→ **Data entries**:
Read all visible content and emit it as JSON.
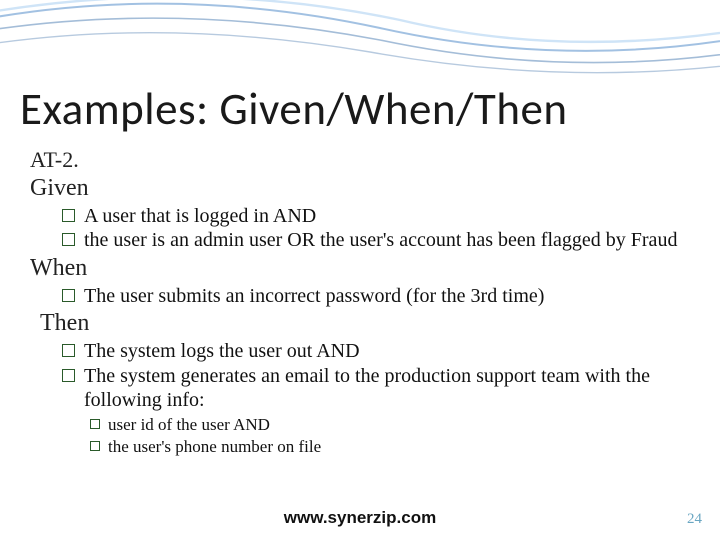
{
  "title": "Examples: Given/When/Then",
  "at_label": "AT-2.",
  "given": {
    "keyword": "Given",
    "items": [
      "A user that is logged in AND",
      "the user is an admin user OR the user's account has been flagged by Fraud"
    ]
  },
  "when": {
    "keyword": "When",
    "items": [
      "The user submits an incorrect password (for the 3rd time)"
    ]
  },
  "then": {
    "keyword": "Then",
    "items": [
      "The system logs the user out AND",
      "The system generates an email to the production support team with the following info:"
    ],
    "subitems": [
      "user id of the user AND",
      "the user's phone number on file"
    ]
  },
  "footer_url": "www.synerzip.com",
  "page_number": "24"
}
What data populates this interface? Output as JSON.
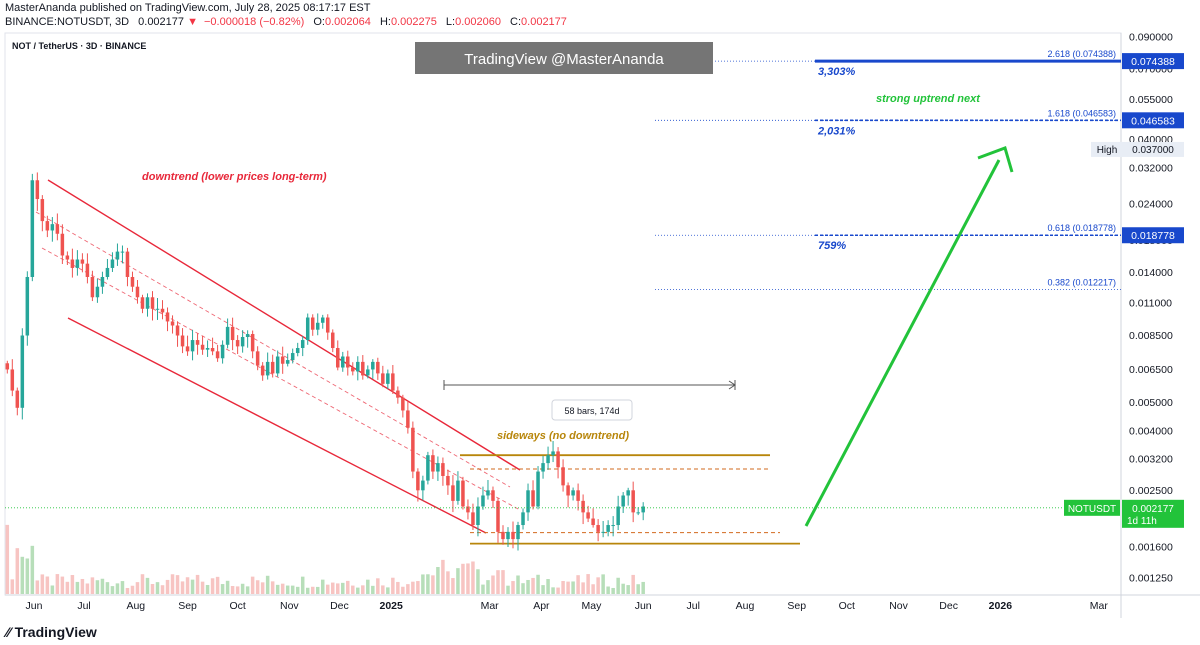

→ **Task**: All of the records need repeating exactly, except for the pictures.

→ **Answer to the exercise**:
Read all visible content and emit it as JSON.
{
  "title": "Examples: Given/When/Then",
  "at_label": "AT-2.",
  "given": {
    "keyword": "Given",
    "items": [
      "A user that is logged in AND",
      "the user is an admin user OR the user's account has been flagged by Fraud"
    ]
  },
  "when": {
    "keyword": "When",
    "items": [
      "The user submits an incorrect password (for the 3rd time)"
    ]
  },
  "then": {
    "keyword": "Then",
    "items": [
      "The system logs the user out AND",
      "The system generates an email to the production support team with the following info:"
    ],
    "subitems": [
      "user id of the user AND",
      "the user's phone number on file"
    ]
  },
  "footer_url": "www.synerzip.com",
  "page_number": "24"
}
What data populates this interface? Output as JSON.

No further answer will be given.